:: What you are asked to do ::
Copy every record below exactly.
━━━ Records for processing
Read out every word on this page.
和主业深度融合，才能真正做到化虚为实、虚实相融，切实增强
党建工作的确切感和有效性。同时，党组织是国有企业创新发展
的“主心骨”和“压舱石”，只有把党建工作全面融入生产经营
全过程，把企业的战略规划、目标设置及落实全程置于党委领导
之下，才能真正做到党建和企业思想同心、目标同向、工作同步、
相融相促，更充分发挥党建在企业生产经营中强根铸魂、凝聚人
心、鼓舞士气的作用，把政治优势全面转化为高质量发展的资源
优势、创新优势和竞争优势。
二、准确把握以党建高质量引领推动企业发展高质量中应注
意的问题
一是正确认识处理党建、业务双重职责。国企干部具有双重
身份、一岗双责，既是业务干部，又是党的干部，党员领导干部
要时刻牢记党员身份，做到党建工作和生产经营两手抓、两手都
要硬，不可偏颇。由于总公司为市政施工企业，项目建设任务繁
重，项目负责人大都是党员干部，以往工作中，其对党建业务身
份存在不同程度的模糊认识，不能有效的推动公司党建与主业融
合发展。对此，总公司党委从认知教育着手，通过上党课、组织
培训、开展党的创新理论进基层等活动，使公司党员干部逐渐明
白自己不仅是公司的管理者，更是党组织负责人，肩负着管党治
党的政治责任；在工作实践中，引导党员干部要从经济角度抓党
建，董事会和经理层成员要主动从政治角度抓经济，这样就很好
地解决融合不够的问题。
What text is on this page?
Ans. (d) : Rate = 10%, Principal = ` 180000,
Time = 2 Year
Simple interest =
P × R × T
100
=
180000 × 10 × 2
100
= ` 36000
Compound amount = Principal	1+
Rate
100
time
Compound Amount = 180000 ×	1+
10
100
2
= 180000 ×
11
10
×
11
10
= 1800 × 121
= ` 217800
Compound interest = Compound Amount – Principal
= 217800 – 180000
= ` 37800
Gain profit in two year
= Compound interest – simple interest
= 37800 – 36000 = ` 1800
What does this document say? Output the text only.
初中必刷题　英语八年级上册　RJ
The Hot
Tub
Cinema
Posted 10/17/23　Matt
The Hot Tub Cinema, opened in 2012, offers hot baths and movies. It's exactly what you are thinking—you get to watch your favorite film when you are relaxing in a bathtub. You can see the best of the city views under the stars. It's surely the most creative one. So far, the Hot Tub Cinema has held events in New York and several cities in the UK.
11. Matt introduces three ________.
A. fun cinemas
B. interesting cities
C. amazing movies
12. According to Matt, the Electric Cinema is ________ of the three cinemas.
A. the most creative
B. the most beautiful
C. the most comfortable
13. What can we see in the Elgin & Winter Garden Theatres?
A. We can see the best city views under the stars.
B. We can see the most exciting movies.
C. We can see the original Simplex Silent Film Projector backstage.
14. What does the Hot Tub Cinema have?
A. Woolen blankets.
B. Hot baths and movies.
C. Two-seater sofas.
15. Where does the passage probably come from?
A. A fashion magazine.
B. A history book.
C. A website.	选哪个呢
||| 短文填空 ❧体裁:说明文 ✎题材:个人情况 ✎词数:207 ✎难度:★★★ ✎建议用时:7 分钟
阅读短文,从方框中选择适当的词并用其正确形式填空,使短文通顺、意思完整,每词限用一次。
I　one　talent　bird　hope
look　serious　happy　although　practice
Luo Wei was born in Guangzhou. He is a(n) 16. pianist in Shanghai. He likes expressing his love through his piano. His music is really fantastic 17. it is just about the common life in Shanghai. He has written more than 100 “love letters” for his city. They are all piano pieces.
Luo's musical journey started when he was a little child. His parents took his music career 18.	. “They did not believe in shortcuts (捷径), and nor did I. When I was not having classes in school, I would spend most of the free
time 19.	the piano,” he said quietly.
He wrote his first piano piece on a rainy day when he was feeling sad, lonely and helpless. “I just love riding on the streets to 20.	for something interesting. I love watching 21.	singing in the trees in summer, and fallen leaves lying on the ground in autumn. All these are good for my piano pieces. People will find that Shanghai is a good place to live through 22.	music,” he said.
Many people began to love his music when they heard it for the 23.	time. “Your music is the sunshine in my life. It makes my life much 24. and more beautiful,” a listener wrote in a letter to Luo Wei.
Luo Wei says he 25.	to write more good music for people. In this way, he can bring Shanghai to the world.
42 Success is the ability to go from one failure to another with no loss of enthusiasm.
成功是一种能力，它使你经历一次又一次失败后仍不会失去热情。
━━━━━━
:: Answer to the task ::
Read out every word on this page.
和主业深度融合，才能真正做到化虚为实、虚实相融，切实增强
党建工作的确切感和有效性。同时，党组织是国有企业创新发展
的“主心骨”和“压舱石”，只有把党建工作全面融入生产经营
全过程，把企业的战略规划、目标设置及落实全程置于党委领导
之下，才能真正做到党建和企业思想同心、目标同向、工作同步、
相融相促，更充分发挥党建在企业生产经营中强根铸魂、凝聚人
心、鼓舞士气的作用，把政治优势全面转化为高质量发展的资源
优势、创新优势和竞争优势。
二、准确把握以党建高质量引领推动企业发展高质量中应注
意的问题
一是正确认识处理党建、业务双重职责。国企干部具有双重
身份、一岗双责，既是业务干部，又是党的干部，党员领导干部
要时刻牢记党员身份，做到党建工作和生产经营两手抓、两手都
要硬，不可偏颇。由于总公司为市政施工企业，项目建设任务繁
重，项目负责人大都是党员干部，以往工作中，其对党建业务身
份存在不同程度的模糊认识，不能有效的推动公司党建与主业融
合发展。对此，总公司党委从认知教育着手，通过上党课、组织
培训、开展党的创新理论进基层等活动，使公司党员干部逐渐明
白自己不仅是公司的管理者，更是党组织负责人，肩负着管党治
党的政治责任；在工作实践中，引导党员干部要从经济角度抓党
建，董事会和经理层成员要主动从政治角度抓经济，这样就很好
地解决融合不够的问题。
What text is on this page?
Ans. (d) : Rate = 10%, Principal = ` 180000,
Time = 2 Year
Simple interest =
P × R × T
100
=
180000 × 10 × 2
100
= ` 36000
Compound amount = Principal	1+
Rate
100
time
Compound Amount = 180000 ×	1+
10
100
2
= 180000 ×
11
10
×
11
10
= 1800 × 121
= ` 217800
Compound interest = Compound Amount – Principal
= 217800 – 180000
= ` 37800
Gain profit in two year
= Compound interest – simple interest
= 37800 – 36000 = ` 1800
What does this document say? Output the text only.
初中必刷题　英语八年级上册　RJ
The Hot
Tub
Cinema
Posted 10/17/23　Matt
The Hot Tub Cinema, opened in 2012, offers hot baths and movies. It's exactly what you are thinking—you get to watch your favorite film when you are relaxing in a bathtub. You can see the best of the city views under the stars. It's surely the most creative one. So far, the Hot Tub Cinema has held events in New York and several cities in the UK.
11. Matt introduces three ________.
A. fun cinemas
B. interesting cities
C. amazing movies
12. According to Matt, the Electric Cinema is ________ of the three cinemas.
A. the most creative
B. the most beautiful
C. the most comfortable
13. What can we see in the Elgin & Winter Garden Theatres?
A. We can see the best city views under the stars.
B. We can see the most exciting movies.
C. We can see the original Simplex Silent Film Projector backstage.
14. What does the Hot Tub Cinema have?
A. Woolen blankets.
B. Hot baths and movies.
C. Two-seater sofas.
15. Where does the passage probably come from?
A. A fashion magazine.
B. A history book.
C. A website.	选哪个呢
||| 短文填空 ❧体裁:说明文 ✎题材:个人情况 ✎词数:207 ✎难度:★★★ ✎建议用时:7 分钟
阅读短文,从方框中选择适当的词并用其正确形式填空,使短文通顺、意思完整,每词限用一次。
I　one　talent　bird　hope
look　serious　happy　although　practice
Luo Wei was born in Guangzhou. He is a(n) 16. pianist in Shanghai. He likes expressing his love through his piano. His music is really fantastic 17. it is just about the common life in Shanghai. He has written more than 100 “love letters” for his city. They are all piano pieces.
Luo's musical journey started when he was a little child. His parents took his music career 18.	. “They did not believe in shortcuts (捷径), and nor did I. When I was not having classes in school, I would spend most of the free
time 19.	the piano,” he said quietly.
He wrote his first piano piece on a rainy day when he was feeling sad, lonely and helpless. “I just love riding on the streets to 20.	for something interesting. I love watching 21.	singing in the trees in summer, and fallen leaves lying on the ground in autumn. All these are good for my piano pieces. People will find that Shanghai is a good place to live through 22.	music,” he said.
Many people began to love his music when they heard it for the 23.	time. “Your music is the sunshine in my life. It makes my life much 24. and more beautiful,” a listener wrote in a letter to Luo Wei.
Luo Wei says he 25.	to write more good music for people. In this way, he can bring Shanghai to the world.
42 Success is the ability to go from one failure to another with no loss of enthusiasm.
成功是一种能力，它使你经历一次又一次失败后仍不会失去热情。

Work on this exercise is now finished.